Your goal ▸ Pull out every line below holding the word "numery".

Extracted material ▸
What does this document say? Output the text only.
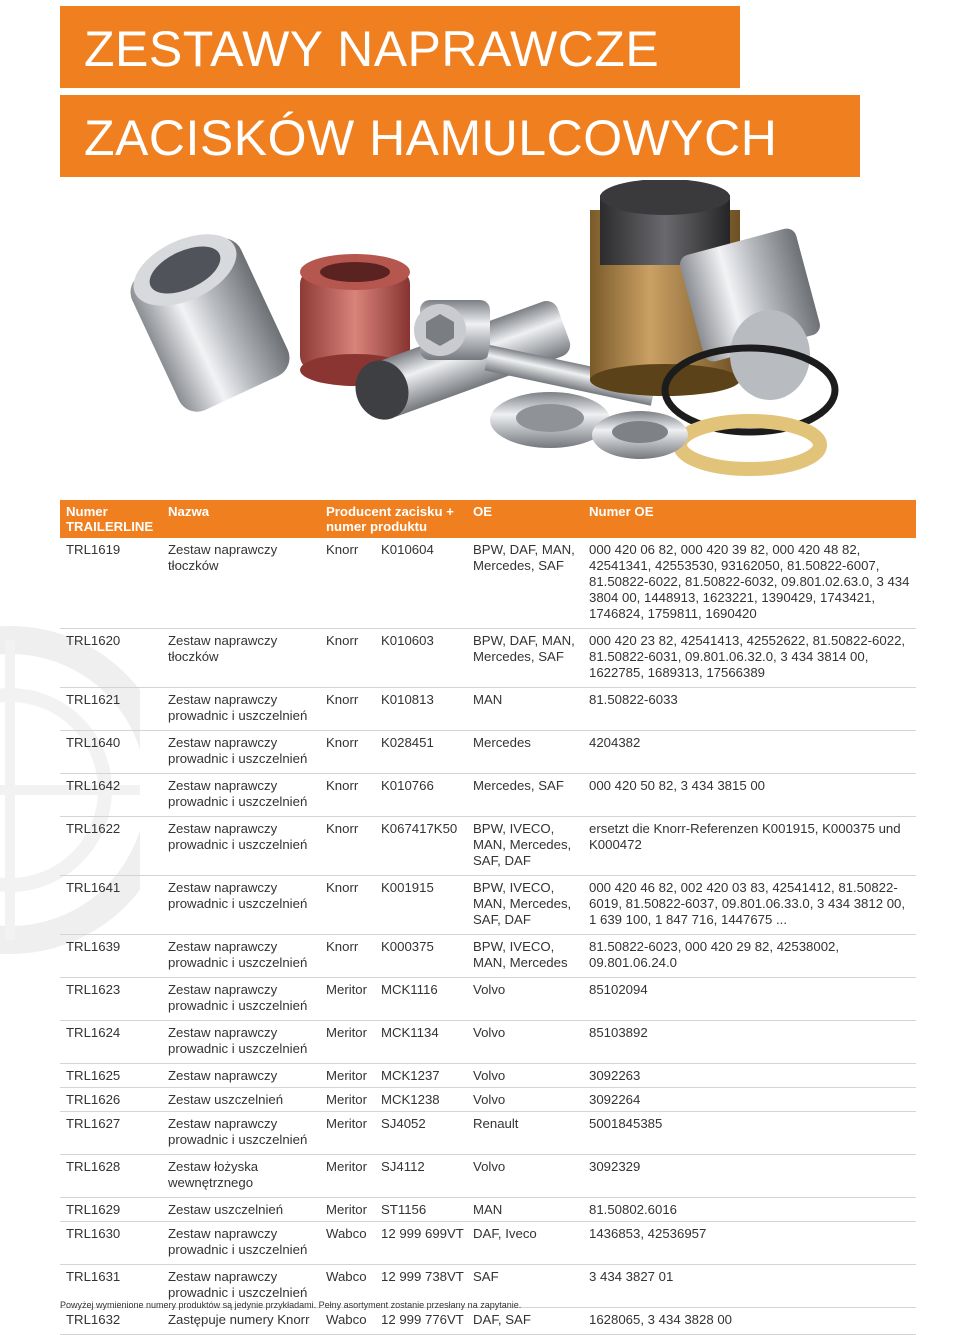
ZESTAWY NAPRAWCZE
ZACISKÓW HAMULCOWYCH
Numer TRAILERLINE	Nazwa	Producent zacisku + numer produktu		OE	Numer OE
TRL1619	Zestaw naprawczy tłoczków	Knorr	K010604	BPW, DAF, MAN, Mercedes, SAF	000 420 06 82, 000 420 39 82, 000 420 48 82, 42541341, 42553530, 93162050, 81.50822-6007, 81.50822-6022, 81.50822-6032, 09.801.02.63.0, 3 434 3804 00, 1448913, 1623221, 1390429, 1743421, 1746824, 1759811, 1690420
TRL1620	Zestaw naprawczy tłoczków	Knorr	K010603	BPW, DAF, MAN, Mercedes, SAF	000 420 23 82, 42541413, 42552622, 81.50822-6022, 81.50822-6031, 09.801.06.32.0, 3 434 3814 00, 1622785, 1689313, 17566389
TRL1621	Zestaw naprawczy prowadnic i uszczelnień	Knorr	K010813	MAN	81.50822-6033
TRL1640	Zestaw naprawczy prowadnic i uszczelnień	Knorr	K028451	Mercedes	4204382
TRL1642	Zestaw naprawczy prowadnic i uszczelnień	Knorr	K010766	Mercedes, SAF	000 420 50 82, 3 434 3815 00
TRL1622	Zestaw naprawczy prowadnic i uszczelnień	Knorr	K067417K50	BPW, IVECO, MAN, Mercedes, SAF, DAF	ersetzt die Knorr-Referenzen K001915, K000375 und K000472
TRL1641	Zestaw naprawczy prowadnic i uszczelnień	Knorr	K001915	BPW, IVECO, MAN, Mercedes, SAF, DAF	000 420 46 82, 002 420 03 83, 42541412, 81.50822-6019, 81.50822-6037, 09.801.06.33.0, 3 434 3812 00, 1 639 100, 1 847 716, 1447675 ...
TRL1639	Zestaw naprawczy prowadnic i uszczelnień	Knorr	K000375	BPW, IVECO, MAN, Mercedes	81.50822-6023, 000 420 29 82, 42538002, 09.801.06.24.0
TRL1623	Zestaw naprawczy prowadnic i uszczelnień	Meritor	MCK1116	Volvo	85102094
TRL1624	Zestaw naprawczy prowadnic i uszczelnień	Meritor	MCK1134	Volvo	85103892
TRL1625	Zestaw naprawczy	Meritor	MCK1237	Volvo	3092263
TRL1626	Zestaw uszczelnień	Meritor	MCK1238	Volvo	3092264
TRL1627	Zestaw naprawczy prowadnic i uszczelnień	Meritor	SJ4052	Renault	5001845385
TRL1628	Zestaw łożyska wewnętrznego	Meritor	SJ4112	Volvo	3092329
TRL1629	Zestaw uszczelnień	Meritor	ST1156	MAN	81.50802.6016
TRL1630	Zestaw naprawczy prowadnic i uszczelnień	Wabco	12 999 699VT	DAF, Iveco	1436853, 42536957
TRL1631	Zestaw naprawczy prowadnic i uszczelnień	Wabco	12 999 738VT	SAF	3 434 3827 01
TRL1632	Zastępuje numery Knorr	Wabco	12 999 776VT	DAF, SAF	1628065, 3 434 3828 00
Powyżej wymienione numery produktów są jedynie przykładami. Pełny asortyment zostanie przesłany na zapytanie.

Worked solution ▸
TRL1632	Zastępuje numery Knorr	Wabco	12 999 776VT	DAF, SAF	1628065, 3 434 3828 00
Powyżej wymienione numery produktów są jedynie przykładami. Pełny asortyment zostanie przesłany na zapytanie.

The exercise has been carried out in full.